Write out each line of the material again, word for word.

__________________________________________________

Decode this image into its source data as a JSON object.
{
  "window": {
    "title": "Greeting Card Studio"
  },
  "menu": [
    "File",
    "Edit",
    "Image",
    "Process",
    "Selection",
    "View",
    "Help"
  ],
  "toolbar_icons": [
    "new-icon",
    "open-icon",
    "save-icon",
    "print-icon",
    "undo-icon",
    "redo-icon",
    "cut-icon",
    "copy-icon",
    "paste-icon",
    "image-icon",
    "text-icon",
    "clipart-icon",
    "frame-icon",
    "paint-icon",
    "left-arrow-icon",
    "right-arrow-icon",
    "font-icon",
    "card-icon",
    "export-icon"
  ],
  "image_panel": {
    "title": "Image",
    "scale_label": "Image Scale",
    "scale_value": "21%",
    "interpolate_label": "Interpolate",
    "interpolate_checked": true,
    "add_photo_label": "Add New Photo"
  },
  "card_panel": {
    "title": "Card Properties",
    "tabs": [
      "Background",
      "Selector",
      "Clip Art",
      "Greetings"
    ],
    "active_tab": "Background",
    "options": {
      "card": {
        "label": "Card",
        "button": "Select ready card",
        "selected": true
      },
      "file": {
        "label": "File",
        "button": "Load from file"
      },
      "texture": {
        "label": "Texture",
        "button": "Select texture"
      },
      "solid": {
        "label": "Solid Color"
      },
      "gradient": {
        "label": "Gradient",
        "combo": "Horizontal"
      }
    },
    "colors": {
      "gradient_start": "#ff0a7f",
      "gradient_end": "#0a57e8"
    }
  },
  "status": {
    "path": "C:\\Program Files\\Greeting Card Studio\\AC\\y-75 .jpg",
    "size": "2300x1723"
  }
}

__________________________________________________

> Exercise response
Decode this image into its source data as a JSON object.
{
  "window": {
    "title": "Greeting Card Studio"
  },
  "menu": [
    "File",
    "Edit",
    "Image",
    "Process",
    "Selection",
    "View",
    "Help"
  ],
  "toolbar_icons": [
    "new-icon",
    "open-icon",
    "save-icon",
    "print-icon",
    "undo-icon",
    "redo-icon",
    "cut-icon",
    "copy-icon",
    "paste-icon",
    "image-icon",
    "text-icon",
    "clipart-icon",
    "frame-icon",
    "paint-icon",
    "left-arrow-icon",
    "right-arrow-icon",
    "font-icon",
    "card-icon",
    "export-icon"
  ],
  "image_panel": {
    "title": "Image",
    "scale_label": "Image Scale",
    "scale_value": "21%",
    "interpolate_label": "Interpolate",
    "interpolate_checked": true,
    "add_photo_label": "Add New Photo"
  },
  "card_panel": {
    "title": "Card Properties",
    "tabs": [
      "Background",
      "Selector",
      "Clip Art",
      "Greetings"
    ],
    "active_tab": "Background",
    "options": {
      "card": {
        "label": "Card",
        "button": "Select ready card",
        "selected": true
      },
      "file": {
        "label": "File",
        "button": "Load from file"
      },
      "texture": {
        "label": "Texture",
        "button": "Select texture"
      },
      "solid": {
        "label": "Solid Color"
      },
      "gradient": {
        "label": "Gradient",
        "combo": "Horizontal"
      }
    },
    "colors": {
      "gradient_start": "#ff0a7f",
      "gradient_end": "#0a57e8"
    }
  },
  "status": {
    "path": "C:\\Program Files\\Greeting Card Studio\\AC\\y-75 .jpg",
    "size": "2300x1723"
  }
}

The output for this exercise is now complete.